The task: Using the listing below, copy every line that mentions "Error".

Records for this task:
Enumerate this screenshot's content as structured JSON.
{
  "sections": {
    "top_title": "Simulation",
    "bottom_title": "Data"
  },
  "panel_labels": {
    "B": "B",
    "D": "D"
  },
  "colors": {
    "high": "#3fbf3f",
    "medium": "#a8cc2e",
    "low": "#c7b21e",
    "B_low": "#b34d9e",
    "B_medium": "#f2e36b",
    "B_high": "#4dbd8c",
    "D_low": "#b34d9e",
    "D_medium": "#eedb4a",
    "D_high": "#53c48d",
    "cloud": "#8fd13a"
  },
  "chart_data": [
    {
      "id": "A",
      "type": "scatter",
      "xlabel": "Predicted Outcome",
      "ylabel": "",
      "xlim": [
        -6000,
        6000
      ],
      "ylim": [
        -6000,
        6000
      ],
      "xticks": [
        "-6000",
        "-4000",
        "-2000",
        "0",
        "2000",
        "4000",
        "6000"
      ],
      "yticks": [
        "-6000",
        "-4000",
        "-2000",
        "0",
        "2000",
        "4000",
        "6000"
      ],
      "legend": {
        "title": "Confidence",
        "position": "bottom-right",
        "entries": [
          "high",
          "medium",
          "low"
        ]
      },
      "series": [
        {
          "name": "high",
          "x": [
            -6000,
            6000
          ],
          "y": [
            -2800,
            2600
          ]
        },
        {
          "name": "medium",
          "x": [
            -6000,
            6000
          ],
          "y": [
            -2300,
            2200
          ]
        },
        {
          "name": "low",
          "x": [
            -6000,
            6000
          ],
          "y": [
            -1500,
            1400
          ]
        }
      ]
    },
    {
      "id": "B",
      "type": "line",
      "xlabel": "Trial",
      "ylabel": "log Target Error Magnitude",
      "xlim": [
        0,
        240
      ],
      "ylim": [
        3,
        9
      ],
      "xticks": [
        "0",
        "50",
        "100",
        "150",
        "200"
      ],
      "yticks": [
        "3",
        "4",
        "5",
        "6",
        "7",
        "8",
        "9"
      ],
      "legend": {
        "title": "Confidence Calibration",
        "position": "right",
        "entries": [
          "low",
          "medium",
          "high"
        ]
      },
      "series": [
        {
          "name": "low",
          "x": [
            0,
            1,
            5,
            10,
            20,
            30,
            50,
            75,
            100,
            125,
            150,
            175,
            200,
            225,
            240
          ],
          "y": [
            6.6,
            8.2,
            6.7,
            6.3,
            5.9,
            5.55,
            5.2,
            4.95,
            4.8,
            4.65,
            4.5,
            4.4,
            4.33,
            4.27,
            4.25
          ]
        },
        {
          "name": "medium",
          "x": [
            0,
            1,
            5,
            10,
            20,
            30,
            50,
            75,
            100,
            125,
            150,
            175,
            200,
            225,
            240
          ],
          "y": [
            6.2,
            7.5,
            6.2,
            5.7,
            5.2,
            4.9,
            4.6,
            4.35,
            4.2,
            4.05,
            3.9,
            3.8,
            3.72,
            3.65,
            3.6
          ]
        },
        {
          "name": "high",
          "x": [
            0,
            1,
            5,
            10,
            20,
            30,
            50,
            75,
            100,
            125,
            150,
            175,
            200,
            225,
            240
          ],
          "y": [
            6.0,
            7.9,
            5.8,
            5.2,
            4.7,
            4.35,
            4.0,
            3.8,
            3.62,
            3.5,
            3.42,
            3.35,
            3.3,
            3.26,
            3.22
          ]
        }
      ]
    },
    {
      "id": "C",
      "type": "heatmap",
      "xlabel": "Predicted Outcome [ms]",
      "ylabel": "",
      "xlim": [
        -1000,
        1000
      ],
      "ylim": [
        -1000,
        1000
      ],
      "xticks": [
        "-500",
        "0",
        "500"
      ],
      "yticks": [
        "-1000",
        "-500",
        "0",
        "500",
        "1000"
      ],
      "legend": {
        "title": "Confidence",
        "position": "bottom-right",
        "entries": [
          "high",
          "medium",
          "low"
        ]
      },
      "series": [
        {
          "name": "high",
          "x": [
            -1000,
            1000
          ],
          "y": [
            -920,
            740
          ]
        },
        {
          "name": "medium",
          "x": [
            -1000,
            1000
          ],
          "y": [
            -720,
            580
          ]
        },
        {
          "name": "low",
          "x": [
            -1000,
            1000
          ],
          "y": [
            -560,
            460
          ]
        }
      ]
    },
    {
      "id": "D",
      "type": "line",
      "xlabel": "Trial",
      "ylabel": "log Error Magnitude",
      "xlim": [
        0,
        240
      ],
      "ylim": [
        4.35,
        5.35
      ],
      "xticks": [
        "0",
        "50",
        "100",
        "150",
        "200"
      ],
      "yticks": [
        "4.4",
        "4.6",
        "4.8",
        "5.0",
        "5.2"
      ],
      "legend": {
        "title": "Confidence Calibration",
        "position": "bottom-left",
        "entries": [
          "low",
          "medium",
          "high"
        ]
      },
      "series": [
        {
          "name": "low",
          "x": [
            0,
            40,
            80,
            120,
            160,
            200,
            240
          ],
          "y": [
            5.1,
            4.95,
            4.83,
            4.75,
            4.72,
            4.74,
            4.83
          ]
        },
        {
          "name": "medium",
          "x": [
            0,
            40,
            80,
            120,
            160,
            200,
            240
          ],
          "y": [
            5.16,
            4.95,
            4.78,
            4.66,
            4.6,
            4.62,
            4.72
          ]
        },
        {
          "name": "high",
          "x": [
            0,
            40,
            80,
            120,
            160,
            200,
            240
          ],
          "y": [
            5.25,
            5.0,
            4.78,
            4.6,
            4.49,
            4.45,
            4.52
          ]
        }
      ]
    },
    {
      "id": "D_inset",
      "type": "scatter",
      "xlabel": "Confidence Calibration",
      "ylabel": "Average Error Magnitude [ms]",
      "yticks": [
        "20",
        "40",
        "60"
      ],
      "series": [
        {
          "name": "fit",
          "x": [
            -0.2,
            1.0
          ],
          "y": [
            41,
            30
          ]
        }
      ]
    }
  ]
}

Full solution:
      "ylabel": "log Target Error Magnitude",
      "ylabel": "log Error Magnitude",
      "ylabel": "Average Error Magnitude [ms]",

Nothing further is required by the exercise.